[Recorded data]
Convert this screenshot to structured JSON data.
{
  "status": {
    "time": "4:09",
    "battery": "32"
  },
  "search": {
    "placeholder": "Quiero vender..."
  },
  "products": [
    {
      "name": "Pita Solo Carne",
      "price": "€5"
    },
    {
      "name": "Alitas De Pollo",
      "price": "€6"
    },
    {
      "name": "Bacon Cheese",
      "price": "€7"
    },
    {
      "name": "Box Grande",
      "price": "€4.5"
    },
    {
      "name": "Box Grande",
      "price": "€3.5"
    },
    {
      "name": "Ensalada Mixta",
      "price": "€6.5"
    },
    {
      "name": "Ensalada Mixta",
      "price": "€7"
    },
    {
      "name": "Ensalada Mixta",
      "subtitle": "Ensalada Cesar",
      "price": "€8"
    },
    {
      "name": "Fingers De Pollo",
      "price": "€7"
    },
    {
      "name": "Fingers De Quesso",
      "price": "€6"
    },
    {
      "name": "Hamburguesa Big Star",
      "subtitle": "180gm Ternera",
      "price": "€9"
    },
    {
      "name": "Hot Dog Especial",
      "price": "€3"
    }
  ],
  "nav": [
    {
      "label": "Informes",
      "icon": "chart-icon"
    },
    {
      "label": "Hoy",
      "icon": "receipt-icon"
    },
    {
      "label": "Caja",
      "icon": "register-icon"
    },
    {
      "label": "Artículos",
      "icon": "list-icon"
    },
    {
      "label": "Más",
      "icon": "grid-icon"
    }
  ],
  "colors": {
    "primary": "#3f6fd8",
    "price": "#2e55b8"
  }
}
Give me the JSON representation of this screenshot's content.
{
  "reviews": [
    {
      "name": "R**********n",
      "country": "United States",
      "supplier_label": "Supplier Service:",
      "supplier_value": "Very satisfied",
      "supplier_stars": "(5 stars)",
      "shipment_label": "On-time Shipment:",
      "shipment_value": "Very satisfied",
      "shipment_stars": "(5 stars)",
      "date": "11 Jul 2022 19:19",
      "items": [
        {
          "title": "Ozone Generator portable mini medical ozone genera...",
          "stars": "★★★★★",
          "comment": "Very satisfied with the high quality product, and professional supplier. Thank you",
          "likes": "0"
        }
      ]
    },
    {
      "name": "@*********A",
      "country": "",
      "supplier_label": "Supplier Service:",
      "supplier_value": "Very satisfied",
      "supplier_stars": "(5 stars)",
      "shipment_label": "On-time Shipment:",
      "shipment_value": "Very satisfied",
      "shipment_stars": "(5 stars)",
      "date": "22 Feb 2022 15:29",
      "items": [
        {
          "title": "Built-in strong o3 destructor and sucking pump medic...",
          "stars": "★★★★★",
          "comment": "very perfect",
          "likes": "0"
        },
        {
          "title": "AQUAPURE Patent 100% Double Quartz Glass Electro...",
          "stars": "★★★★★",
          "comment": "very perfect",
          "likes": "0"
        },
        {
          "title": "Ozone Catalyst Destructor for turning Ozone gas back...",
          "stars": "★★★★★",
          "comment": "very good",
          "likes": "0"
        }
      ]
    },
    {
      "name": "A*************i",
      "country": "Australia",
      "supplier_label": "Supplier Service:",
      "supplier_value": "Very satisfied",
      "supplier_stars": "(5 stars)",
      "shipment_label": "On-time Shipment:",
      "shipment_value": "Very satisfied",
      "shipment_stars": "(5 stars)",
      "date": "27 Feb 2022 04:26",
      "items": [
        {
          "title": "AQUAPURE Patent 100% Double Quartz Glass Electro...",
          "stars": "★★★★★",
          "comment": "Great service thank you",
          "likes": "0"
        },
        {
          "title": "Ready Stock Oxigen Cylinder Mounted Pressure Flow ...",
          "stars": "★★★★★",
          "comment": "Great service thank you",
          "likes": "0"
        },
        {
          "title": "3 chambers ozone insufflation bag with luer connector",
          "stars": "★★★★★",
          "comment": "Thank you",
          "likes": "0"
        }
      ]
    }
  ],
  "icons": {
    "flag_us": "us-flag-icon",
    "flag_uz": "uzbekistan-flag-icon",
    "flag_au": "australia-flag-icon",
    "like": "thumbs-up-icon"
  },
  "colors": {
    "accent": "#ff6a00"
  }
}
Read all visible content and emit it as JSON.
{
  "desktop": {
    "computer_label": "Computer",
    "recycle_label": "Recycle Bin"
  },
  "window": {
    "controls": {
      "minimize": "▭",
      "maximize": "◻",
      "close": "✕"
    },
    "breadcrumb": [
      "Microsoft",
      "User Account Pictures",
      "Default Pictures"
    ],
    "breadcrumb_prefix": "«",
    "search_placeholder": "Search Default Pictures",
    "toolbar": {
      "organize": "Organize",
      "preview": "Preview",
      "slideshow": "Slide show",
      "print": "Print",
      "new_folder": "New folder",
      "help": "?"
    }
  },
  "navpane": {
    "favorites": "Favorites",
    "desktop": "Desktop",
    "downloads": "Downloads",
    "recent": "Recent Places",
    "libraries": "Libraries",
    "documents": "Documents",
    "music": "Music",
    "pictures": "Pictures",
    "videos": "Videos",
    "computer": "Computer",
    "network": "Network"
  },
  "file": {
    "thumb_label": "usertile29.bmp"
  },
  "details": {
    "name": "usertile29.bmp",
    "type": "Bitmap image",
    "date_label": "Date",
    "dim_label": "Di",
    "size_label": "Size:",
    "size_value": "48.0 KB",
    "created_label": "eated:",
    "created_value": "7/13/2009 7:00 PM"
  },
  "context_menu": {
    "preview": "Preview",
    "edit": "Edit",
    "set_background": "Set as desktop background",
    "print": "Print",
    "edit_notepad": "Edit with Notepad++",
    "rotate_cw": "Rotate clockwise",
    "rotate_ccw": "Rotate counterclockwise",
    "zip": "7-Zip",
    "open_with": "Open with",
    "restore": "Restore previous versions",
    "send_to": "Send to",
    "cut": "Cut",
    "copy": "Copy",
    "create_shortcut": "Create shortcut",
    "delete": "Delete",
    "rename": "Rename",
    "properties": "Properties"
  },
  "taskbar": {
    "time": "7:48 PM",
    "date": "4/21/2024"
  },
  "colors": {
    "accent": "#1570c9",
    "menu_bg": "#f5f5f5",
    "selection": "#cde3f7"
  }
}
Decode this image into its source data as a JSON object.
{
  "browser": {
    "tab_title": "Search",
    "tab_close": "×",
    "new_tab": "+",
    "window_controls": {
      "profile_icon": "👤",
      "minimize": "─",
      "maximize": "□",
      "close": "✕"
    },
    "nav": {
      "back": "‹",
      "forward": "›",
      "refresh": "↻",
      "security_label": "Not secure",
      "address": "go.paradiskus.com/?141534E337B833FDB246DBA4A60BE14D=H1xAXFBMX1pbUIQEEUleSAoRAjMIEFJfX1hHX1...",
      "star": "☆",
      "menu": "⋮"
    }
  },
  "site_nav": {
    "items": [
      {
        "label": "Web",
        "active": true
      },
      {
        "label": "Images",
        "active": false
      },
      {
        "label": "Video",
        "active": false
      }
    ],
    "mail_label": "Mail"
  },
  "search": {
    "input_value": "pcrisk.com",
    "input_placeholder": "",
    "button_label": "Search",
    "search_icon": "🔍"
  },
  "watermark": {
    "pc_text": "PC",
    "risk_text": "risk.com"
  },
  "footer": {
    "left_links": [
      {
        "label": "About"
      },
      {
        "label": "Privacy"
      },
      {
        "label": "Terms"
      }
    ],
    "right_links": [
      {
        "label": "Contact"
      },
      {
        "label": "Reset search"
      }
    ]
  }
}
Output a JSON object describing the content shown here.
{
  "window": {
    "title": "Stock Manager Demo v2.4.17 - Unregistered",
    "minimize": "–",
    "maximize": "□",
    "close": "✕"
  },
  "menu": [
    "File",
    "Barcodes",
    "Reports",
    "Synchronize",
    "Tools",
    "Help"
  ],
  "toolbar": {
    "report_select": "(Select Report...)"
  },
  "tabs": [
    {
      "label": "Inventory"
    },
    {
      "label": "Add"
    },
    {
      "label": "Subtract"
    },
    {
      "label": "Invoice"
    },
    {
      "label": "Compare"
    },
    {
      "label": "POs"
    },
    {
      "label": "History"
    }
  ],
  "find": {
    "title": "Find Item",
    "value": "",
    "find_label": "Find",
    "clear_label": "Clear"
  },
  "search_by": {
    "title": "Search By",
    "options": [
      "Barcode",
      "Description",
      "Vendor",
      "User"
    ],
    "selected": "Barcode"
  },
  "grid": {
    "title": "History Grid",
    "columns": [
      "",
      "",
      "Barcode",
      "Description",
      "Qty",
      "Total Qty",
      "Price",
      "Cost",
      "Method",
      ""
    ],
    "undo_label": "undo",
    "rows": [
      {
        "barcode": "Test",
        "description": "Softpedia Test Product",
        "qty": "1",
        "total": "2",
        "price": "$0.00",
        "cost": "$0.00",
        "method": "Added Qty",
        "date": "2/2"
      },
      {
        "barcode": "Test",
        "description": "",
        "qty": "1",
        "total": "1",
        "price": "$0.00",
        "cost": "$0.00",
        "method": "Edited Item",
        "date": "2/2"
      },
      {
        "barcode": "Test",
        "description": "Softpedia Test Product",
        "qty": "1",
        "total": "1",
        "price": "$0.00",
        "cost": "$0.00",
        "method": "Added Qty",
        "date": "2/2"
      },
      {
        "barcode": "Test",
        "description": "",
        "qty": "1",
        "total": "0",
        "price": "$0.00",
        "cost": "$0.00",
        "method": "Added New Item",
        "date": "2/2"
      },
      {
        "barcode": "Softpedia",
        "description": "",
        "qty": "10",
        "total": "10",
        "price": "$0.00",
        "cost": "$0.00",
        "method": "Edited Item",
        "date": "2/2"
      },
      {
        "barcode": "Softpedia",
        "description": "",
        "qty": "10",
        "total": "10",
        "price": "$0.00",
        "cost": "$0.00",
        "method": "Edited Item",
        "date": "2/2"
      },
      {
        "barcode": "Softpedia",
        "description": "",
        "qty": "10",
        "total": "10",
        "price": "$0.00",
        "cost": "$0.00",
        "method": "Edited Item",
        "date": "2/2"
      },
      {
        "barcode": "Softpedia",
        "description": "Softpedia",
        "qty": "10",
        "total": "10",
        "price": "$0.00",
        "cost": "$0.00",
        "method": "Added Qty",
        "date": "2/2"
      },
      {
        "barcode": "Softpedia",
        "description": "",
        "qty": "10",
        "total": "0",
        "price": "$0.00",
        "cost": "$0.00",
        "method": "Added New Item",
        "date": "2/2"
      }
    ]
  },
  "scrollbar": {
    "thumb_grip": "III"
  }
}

Stated task:
Find the word "flag" in the data and show each line that holds it.

Answer to the exercise:
    "flag_us": "us-flag-icon",
    "flag_uz": "uzbekistan-flag-icon",
    "flag_au": "australia-flag-icon",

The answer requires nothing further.